*TASK DIRECTIONS*:
Pick out every line in the data below that holds "덕산넴코아스".

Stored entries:
+===+
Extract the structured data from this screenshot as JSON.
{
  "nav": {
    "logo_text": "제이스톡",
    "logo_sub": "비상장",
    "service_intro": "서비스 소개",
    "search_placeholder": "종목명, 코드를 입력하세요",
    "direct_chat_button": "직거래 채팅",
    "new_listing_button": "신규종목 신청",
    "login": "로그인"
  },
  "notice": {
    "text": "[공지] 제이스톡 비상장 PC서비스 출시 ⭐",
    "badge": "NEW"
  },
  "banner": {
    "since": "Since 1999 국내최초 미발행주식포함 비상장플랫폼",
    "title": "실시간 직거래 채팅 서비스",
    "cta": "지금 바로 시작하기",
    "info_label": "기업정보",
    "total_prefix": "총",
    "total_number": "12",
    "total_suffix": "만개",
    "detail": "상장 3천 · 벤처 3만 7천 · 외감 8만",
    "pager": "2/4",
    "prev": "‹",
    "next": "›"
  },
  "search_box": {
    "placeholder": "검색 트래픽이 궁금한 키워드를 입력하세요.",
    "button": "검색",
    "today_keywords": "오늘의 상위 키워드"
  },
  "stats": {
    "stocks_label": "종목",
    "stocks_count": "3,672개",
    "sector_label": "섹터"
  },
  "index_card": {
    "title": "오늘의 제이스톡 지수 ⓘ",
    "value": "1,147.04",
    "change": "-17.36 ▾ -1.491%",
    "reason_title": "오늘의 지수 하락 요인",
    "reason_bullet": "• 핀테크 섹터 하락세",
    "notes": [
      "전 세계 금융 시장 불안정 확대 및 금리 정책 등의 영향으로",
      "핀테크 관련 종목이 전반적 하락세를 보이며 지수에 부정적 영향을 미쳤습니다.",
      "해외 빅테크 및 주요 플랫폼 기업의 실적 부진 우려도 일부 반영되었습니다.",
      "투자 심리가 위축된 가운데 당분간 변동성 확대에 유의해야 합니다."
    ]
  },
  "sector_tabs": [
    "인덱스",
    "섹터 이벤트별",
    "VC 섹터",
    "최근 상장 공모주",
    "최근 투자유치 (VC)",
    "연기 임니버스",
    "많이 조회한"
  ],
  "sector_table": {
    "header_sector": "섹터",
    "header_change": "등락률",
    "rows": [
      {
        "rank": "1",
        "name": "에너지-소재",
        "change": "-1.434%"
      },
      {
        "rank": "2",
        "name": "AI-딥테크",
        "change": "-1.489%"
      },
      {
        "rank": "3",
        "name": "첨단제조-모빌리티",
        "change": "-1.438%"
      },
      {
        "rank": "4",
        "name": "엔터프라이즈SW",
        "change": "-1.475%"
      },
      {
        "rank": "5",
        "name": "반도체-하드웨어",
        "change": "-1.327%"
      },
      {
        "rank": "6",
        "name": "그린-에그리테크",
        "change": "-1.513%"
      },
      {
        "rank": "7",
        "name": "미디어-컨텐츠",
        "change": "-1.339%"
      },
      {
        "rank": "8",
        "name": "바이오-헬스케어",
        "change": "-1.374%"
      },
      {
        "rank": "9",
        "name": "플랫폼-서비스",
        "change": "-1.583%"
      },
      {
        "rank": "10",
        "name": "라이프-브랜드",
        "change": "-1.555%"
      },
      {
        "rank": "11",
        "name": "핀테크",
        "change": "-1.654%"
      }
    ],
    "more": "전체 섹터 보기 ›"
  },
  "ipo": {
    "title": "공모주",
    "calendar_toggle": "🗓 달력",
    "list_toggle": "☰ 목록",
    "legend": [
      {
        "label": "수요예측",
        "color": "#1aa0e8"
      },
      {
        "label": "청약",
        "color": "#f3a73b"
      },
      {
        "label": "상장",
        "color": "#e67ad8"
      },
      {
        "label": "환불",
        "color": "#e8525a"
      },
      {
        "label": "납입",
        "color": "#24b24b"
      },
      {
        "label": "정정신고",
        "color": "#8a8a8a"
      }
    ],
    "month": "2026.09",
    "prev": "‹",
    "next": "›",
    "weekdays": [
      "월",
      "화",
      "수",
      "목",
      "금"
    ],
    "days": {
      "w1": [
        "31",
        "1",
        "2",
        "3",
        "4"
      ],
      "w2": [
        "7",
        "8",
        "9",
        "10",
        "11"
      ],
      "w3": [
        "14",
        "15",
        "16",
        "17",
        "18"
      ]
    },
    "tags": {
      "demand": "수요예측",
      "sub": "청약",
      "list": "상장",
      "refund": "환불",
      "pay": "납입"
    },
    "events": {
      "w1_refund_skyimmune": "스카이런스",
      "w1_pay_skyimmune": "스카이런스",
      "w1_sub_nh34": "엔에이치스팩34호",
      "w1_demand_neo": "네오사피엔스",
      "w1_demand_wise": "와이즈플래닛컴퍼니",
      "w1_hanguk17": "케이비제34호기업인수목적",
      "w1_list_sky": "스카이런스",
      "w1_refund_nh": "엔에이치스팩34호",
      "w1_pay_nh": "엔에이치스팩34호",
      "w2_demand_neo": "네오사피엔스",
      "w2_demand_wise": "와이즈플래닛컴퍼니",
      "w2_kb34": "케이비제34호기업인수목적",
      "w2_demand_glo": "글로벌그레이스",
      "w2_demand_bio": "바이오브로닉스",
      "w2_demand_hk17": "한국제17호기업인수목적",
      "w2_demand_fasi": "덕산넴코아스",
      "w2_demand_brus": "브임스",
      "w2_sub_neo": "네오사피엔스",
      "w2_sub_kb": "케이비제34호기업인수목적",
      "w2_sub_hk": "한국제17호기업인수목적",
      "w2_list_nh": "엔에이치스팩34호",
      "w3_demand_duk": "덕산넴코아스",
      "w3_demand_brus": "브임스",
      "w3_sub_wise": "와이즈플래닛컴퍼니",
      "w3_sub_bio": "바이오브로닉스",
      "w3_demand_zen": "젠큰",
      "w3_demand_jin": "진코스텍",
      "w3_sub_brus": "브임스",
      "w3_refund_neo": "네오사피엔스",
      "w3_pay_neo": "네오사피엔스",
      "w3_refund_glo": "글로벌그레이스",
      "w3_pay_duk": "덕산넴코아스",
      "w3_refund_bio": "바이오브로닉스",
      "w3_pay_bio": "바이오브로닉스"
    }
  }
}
+===+
*WRITTEN RESPONSE*:
      "w2_demand_fasi": "덕산넴코아스",
      "w3_demand_duk": "덕산넴코아스",
      "w3_pay_duk": "덕산넴코아스",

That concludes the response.